## Prompt
Answer with one number: the count of lines in this material that hold the word "color".

----

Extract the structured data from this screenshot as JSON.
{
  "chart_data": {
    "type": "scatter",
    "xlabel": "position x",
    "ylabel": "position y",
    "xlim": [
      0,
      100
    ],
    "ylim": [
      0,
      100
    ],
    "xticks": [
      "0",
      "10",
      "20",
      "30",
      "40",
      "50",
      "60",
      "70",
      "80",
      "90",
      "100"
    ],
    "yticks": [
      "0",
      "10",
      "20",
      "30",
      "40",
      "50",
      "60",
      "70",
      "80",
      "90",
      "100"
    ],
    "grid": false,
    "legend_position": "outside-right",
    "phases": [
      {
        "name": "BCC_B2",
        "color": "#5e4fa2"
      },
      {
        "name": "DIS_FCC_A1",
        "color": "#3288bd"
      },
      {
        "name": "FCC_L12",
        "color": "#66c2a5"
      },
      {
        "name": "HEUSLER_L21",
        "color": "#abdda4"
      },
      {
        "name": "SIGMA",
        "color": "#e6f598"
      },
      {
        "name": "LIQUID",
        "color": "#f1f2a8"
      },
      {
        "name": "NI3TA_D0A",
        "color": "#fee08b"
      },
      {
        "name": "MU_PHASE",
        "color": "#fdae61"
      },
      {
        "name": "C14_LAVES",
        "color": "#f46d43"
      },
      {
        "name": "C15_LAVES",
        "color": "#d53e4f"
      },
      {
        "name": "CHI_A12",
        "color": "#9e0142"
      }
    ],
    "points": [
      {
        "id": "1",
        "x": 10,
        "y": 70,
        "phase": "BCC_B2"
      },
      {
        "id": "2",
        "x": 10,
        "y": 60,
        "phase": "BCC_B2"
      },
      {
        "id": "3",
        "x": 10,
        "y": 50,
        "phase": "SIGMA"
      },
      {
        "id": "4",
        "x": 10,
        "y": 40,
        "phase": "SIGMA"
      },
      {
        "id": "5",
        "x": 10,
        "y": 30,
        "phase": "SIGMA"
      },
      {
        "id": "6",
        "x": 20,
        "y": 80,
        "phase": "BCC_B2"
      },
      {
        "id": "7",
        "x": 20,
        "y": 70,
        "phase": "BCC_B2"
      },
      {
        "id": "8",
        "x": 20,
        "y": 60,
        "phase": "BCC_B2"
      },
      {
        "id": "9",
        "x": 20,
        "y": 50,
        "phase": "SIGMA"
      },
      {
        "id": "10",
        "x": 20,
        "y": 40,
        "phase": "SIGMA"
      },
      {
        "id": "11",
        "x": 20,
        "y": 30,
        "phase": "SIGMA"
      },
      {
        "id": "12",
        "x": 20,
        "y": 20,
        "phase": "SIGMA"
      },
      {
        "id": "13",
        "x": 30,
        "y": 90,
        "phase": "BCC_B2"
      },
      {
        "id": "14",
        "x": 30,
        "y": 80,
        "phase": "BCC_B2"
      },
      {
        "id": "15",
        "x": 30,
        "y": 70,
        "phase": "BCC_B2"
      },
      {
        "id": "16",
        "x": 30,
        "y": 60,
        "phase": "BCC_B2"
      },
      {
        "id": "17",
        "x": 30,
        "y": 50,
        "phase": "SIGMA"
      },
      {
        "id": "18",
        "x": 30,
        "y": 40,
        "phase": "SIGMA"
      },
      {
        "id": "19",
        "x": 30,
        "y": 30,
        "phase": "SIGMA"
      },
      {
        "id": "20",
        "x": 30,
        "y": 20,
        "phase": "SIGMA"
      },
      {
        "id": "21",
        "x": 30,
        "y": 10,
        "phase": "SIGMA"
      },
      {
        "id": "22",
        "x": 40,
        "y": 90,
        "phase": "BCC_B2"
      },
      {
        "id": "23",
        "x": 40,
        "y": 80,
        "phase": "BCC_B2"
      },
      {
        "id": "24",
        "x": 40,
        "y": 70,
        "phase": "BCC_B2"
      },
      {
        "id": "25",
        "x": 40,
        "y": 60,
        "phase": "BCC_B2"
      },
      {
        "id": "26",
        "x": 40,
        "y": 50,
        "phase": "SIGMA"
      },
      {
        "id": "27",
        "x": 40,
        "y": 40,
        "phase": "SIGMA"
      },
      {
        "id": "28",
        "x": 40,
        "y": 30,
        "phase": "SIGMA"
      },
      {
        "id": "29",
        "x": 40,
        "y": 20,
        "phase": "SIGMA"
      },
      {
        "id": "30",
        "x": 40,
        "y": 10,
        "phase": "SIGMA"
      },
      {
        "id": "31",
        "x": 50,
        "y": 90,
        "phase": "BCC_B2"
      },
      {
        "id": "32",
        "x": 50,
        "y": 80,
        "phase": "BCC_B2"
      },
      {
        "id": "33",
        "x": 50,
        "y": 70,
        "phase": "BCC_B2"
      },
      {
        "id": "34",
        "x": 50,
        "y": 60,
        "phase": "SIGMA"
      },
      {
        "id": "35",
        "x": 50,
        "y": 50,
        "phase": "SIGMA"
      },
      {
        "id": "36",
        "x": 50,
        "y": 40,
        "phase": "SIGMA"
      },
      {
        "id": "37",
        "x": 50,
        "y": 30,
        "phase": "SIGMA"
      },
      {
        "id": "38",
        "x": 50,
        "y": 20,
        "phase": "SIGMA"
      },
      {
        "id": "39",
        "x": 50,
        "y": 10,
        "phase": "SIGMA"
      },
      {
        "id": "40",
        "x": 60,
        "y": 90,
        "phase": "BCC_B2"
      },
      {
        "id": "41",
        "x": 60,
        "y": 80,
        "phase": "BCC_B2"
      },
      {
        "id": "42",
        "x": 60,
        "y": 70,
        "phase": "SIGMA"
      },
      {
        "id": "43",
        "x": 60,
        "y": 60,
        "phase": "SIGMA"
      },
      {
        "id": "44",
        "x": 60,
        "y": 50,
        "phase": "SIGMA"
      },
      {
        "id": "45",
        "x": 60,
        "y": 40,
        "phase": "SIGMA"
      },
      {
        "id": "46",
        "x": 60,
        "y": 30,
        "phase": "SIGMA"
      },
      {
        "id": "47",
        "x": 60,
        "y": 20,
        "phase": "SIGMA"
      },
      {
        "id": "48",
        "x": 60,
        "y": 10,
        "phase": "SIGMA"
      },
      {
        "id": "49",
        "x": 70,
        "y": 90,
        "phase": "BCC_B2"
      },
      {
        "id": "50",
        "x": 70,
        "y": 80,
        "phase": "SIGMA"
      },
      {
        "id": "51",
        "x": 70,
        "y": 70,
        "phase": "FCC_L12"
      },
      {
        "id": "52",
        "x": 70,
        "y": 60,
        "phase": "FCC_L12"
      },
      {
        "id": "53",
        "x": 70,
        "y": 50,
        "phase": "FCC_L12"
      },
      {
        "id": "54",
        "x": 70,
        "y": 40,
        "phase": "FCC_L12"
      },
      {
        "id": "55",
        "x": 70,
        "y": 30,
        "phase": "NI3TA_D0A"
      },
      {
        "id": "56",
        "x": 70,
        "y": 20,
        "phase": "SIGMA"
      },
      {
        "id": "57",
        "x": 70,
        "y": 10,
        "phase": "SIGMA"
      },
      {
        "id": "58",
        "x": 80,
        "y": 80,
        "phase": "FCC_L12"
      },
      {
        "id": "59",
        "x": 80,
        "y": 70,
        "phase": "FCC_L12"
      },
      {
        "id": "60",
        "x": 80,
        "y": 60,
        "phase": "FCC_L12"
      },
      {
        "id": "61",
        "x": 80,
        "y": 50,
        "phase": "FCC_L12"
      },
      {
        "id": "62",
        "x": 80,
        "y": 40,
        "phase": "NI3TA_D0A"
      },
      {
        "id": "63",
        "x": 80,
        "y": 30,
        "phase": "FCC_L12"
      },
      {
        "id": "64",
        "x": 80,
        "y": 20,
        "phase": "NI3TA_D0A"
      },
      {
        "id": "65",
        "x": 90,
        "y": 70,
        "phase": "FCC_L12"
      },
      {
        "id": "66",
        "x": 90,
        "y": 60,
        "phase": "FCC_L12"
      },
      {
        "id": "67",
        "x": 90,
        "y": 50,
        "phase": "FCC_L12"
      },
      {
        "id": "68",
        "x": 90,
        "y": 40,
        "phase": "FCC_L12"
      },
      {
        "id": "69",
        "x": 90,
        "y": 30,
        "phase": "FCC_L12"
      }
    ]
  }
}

----

## Final result
11